● **GIVEN ENTRIES**:
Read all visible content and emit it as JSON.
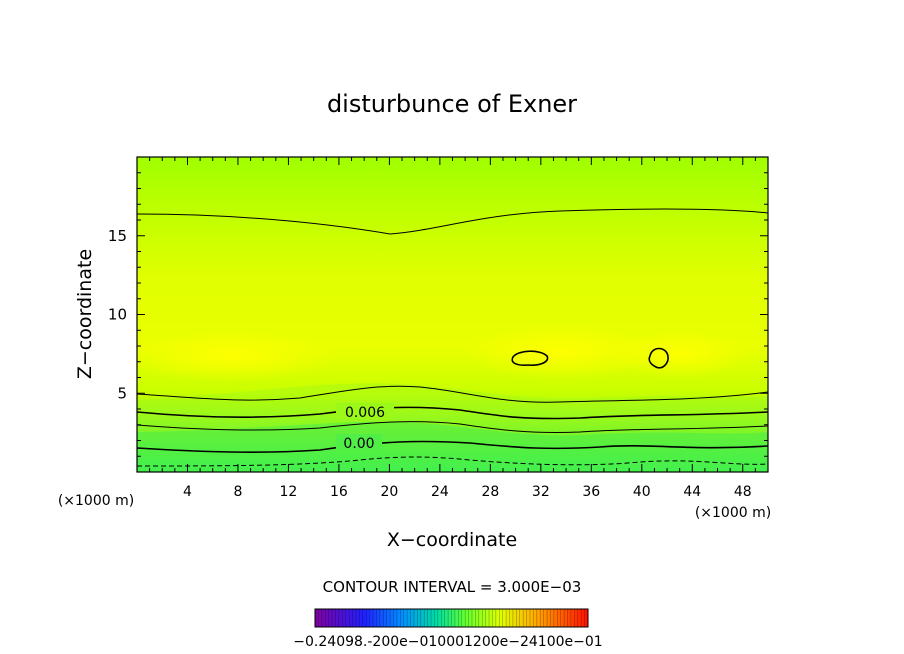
{
  "chart_data": {
    "type": "heatmap",
    "title": "disturbunce of Exner",
    "xlabel": "X−coordinate",
    "ylabel": "Z−coordinate",
    "x_unit": "(×1000 m)",
    "x_unit_right": "(×1000 m)",
    "xlim": [
      0,
      50
    ],
    "ylim": [
      0,
      20
    ],
    "xticks": [
      "4",
      "8",
      "12",
      "16",
      "20",
      "24",
      "28",
      "32",
      "36",
      "40",
      "44",
      "48"
    ],
    "yticks": [
      "5",
      "10",
      "15"
    ],
    "contour_labels": [
      {
        "text": "0.006",
        "x": 21.5,
        "z": 3.9
      },
      {
        "text": "0.00",
        "x": 17.5,
        "z": 1.9
      }
    ],
    "contour_interval": "CONTOUR INTERVAL = 3.000E−03",
    "colorbar_text": "−0.24098.‐200e−010001200e−24100e−01",
    "colors": {
      "low": "#00ff80",
      "mid": "#b4ff00",
      "high": "#ffff00"
    }
  }
}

● **WHAT THIS TASK INVOLVES**: Gather all lines of the records that include the word "coordinate".

● **FINAL RESULT**:
    "xlabel": "X−coordinate",
    "ylabel": "Z−coordinate",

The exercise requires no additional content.